Entries from a dataset »
------------------------

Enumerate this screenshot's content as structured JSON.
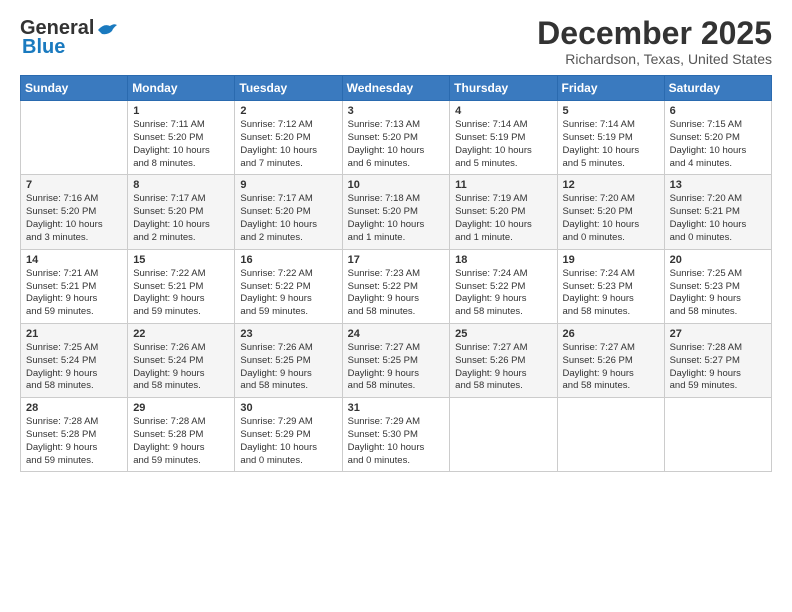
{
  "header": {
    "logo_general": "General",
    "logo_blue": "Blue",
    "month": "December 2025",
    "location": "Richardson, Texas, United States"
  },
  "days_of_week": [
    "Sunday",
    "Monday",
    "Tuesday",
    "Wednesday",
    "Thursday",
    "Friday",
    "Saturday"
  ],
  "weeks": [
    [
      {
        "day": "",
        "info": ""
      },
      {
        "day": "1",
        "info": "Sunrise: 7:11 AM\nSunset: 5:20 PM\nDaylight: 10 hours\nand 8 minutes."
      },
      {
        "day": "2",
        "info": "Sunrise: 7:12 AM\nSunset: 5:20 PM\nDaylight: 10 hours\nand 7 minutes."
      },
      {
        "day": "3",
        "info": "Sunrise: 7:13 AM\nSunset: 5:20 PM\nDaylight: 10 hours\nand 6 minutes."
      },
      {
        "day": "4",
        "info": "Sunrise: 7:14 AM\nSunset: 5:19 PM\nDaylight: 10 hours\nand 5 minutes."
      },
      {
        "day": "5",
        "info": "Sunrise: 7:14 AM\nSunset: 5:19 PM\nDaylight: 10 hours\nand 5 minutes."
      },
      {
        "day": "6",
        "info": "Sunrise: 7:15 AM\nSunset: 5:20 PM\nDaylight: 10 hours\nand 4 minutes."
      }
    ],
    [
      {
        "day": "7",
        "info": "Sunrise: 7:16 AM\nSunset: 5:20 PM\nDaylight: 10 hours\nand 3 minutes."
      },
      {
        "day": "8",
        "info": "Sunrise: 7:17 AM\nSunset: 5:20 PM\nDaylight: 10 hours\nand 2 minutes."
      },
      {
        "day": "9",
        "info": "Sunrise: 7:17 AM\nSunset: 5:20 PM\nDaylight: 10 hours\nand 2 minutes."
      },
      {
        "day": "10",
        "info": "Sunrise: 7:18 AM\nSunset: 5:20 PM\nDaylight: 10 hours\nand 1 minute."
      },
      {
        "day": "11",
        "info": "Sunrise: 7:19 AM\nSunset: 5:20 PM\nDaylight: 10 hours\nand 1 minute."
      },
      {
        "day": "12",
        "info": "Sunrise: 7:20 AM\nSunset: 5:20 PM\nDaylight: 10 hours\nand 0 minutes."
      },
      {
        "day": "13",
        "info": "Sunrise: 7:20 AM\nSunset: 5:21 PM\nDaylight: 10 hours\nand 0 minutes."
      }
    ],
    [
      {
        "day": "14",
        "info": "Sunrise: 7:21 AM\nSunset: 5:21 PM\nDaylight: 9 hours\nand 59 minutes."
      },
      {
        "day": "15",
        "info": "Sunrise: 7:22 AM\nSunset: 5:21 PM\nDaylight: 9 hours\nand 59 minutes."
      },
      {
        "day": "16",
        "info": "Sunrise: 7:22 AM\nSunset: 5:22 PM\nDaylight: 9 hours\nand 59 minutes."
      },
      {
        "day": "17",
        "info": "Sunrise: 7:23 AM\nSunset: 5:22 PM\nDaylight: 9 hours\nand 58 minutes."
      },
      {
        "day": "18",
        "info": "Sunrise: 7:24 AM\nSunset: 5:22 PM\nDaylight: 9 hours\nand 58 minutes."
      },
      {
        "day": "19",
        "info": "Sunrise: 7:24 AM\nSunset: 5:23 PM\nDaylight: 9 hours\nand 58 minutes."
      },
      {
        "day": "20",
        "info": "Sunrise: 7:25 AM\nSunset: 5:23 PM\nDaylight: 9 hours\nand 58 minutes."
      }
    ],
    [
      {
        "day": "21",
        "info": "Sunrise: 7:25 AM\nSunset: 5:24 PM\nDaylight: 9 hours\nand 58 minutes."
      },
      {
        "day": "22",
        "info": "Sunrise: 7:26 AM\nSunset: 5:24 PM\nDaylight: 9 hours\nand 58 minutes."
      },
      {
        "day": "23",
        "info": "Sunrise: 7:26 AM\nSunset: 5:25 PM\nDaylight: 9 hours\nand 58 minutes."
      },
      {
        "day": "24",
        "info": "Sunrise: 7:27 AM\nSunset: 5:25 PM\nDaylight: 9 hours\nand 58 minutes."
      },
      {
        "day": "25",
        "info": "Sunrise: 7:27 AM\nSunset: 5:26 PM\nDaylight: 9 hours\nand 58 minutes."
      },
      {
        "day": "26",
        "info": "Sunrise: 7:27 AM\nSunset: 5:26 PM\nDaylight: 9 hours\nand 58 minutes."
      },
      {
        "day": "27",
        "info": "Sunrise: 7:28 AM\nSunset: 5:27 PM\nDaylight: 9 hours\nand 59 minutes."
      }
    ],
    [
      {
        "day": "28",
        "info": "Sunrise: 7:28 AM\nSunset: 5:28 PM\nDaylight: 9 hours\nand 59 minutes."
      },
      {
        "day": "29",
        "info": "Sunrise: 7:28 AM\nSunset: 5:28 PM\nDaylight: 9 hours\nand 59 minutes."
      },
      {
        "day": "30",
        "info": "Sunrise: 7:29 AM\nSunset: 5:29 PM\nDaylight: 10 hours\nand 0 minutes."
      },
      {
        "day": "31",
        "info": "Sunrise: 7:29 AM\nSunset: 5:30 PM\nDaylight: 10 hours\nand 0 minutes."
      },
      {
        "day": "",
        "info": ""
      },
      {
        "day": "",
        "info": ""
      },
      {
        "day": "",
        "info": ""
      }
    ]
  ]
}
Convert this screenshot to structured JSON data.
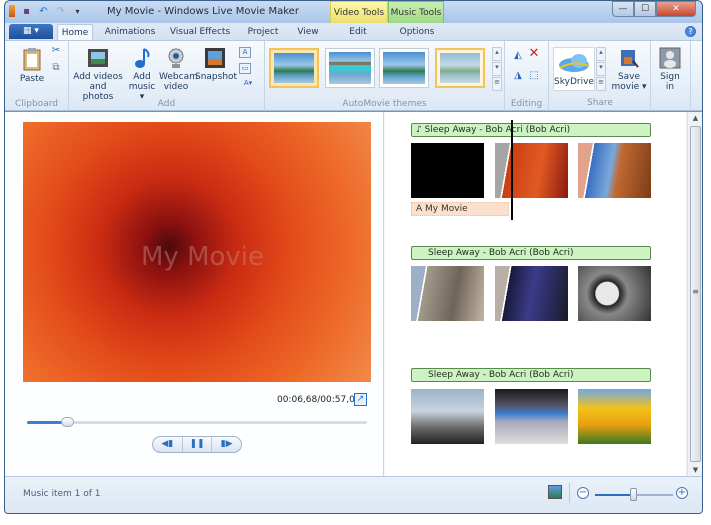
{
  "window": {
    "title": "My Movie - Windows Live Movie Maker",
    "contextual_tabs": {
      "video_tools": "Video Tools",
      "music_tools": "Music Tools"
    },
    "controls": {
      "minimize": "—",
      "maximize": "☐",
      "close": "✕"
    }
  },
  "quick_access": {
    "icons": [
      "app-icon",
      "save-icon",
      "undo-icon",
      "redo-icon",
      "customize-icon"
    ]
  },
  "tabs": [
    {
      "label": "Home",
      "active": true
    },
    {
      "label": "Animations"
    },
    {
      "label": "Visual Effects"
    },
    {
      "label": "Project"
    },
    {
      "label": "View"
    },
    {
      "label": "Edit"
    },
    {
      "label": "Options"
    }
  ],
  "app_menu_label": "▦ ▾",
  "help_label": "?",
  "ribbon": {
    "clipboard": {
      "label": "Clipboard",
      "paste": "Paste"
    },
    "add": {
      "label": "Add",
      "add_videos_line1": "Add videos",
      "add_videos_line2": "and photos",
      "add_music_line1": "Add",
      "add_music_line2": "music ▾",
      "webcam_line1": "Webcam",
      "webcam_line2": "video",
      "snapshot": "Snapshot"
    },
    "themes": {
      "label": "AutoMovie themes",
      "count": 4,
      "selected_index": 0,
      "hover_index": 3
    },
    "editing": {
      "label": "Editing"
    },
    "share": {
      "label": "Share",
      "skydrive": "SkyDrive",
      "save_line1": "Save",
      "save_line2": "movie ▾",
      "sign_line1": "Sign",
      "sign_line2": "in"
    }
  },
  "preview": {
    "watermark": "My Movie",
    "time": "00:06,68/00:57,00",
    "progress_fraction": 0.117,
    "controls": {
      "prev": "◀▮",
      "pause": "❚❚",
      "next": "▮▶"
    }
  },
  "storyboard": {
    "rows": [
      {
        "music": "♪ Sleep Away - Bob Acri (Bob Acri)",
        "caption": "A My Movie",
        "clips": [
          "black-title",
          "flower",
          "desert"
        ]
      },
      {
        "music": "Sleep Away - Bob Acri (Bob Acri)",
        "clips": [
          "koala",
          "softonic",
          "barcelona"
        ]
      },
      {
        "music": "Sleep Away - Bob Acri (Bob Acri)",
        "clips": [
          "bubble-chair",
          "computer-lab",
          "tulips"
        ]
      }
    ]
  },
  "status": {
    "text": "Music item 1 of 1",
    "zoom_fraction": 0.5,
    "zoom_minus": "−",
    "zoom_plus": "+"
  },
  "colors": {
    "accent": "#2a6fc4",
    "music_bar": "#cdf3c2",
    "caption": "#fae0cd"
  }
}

------------------------

DIRECTION »
Report the number of lines that include the string "screenshot"; return nothing but the count.

WRITTEN SOLUTION »
2